Extract every entry word for word.

=-=-=

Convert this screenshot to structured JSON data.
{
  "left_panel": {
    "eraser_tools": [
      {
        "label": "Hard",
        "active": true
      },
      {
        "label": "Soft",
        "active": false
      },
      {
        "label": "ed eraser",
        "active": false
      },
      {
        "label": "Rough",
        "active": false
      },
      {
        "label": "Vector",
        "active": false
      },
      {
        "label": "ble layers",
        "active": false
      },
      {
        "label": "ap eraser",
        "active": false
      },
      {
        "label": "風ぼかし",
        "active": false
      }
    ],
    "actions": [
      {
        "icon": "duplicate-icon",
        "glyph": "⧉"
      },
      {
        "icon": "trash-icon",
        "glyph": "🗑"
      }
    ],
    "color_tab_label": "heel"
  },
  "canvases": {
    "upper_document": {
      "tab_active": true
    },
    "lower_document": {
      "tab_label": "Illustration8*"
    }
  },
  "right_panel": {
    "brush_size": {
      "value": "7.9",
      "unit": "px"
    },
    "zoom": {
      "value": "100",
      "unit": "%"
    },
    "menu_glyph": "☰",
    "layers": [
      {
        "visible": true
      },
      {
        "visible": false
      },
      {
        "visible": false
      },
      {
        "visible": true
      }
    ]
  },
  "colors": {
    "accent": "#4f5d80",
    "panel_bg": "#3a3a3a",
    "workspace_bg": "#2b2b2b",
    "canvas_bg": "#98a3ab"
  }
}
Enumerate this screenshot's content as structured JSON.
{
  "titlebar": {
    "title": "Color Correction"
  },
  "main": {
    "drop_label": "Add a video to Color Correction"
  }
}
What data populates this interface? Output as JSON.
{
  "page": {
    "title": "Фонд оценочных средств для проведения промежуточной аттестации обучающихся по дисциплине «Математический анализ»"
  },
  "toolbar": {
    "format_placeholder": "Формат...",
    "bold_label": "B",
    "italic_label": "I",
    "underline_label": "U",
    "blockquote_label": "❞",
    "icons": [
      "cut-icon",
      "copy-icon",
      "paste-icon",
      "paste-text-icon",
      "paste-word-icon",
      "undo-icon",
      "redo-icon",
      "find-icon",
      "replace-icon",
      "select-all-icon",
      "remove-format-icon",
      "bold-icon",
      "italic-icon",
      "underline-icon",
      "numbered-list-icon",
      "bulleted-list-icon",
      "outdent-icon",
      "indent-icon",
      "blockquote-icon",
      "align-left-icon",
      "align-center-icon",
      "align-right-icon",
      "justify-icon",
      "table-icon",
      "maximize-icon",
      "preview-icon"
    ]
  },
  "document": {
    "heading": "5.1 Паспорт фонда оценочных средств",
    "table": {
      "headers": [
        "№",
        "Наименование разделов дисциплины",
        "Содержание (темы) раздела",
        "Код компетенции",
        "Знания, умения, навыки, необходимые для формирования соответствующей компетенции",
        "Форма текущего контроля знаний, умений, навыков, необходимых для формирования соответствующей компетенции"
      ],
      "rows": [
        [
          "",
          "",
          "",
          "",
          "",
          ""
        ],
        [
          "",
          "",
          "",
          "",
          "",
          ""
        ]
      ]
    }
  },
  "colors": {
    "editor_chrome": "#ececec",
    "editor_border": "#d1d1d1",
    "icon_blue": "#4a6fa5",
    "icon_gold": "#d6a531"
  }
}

=-=-=

**Answer to the exercise**:
Convert this screenshot to structured JSON data.
{
  "left_panel": {
    "eraser_tools": [
      {
        "label": "Hard",
        "active": true
      },
      {
        "label": "Soft",
        "active": false
      },
      {
        "label": "ed eraser",
        "active": false
      },
      {
        "label": "Rough",
        "active": false
      },
      {
        "label": "Vector",
        "active": false
      },
      {
        "label": "ble layers",
        "active": false
      },
      {
        "label": "ap eraser",
        "active": false
      },
      {
        "label": "風ぼかし",
        "active": false
      }
    ],
    "actions": [
      {
        "icon": "duplicate-icon",
        "glyph": "⧉"
      },
      {
        "icon": "trash-icon",
        "glyph": "🗑"
      }
    ],
    "color_tab_label": "heel"
  },
  "canvases": {
    "upper_document": {
      "tab_active": true
    },
    "lower_document": {
      "tab_label": "Illustration8*"
    }
  },
  "right_panel": {
    "brush_size": {
      "value": "7.9",
      "unit": "px"
    },
    "zoom": {
      "value": "100",
      "unit": "%"
    },
    "menu_glyph": "☰",
    "layers": [
      {
        "visible": true
      },
      {
        "visible": false
      },
      {
        "visible": false
      },
      {
        "visible": true
      }
    ]
  },
  "colors": {
    "accent": "#4f5d80",
    "panel_bg": "#3a3a3a",
    "workspace_bg": "#2b2b2b",
    "canvas_bg": "#98a3ab"
  }
}
Enumerate this screenshot's content as structured JSON.
{
  "titlebar": {
    "title": "Color Correction"
  },
  "main": {
    "drop_label": "Add a video to Color Correction"
  }
}
What data populates this interface? Output as JSON.
{
  "page": {
    "title": "Фонд оценочных средств для проведения промежуточной аттестации обучающихся по дисциплине «Математический анализ»"
  },
  "toolbar": {
    "format_placeholder": "Формат...",
    "bold_label": "B",
    "italic_label": "I",
    "underline_label": "U",
    "blockquote_label": "❞",
    "icons": [
      "cut-icon",
      "copy-icon",
      "paste-icon",
      "paste-text-icon",
      "paste-word-icon",
      "undo-icon",
      "redo-icon",
      "find-icon",
      "replace-icon",
      "select-all-icon",
      "remove-format-icon",
      "bold-icon",
      "italic-icon",
      "underline-icon",
      "numbered-list-icon",
      "bulleted-list-icon",
      "outdent-icon",
      "indent-icon",
      "blockquote-icon",
      "align-left-icon",
      "align-center-icon",
      "align-right-icon",
      "justify-icon",
      "table-icon",
      "maximize-icon",
      "preview-icon"
    ]
  },
  "document": {
    "heading": "5.1 Паспорт фонда оценочных средств",
    "table": {
      "headers": [
        "№",
        "Наименование разделов дисциплины",
        "Содержание (темы) раздела",
        "Код компетенции",
        "Знания, умения, навыки, необходимые для формирования соответствующей компетенции",
        "Форма текущего контроля знаний, умений, навыков, необходимых для формирования соответствующей компетенции"
      ],
      "rows": [
        [
          "",
          "",
          "",
          "",
          "",
          ""
        ],
        [
          "",
          "",
          "",
          "",
          "",
          ""
        ]
      ]
    }
  },
  "colors": {
    "editor_chrome": "#ececec",
    "editor_border": "#d1d1d1",
    "icon_blue": "#4a6fa5",
    "icon_gold": "#d6a531"
  }
}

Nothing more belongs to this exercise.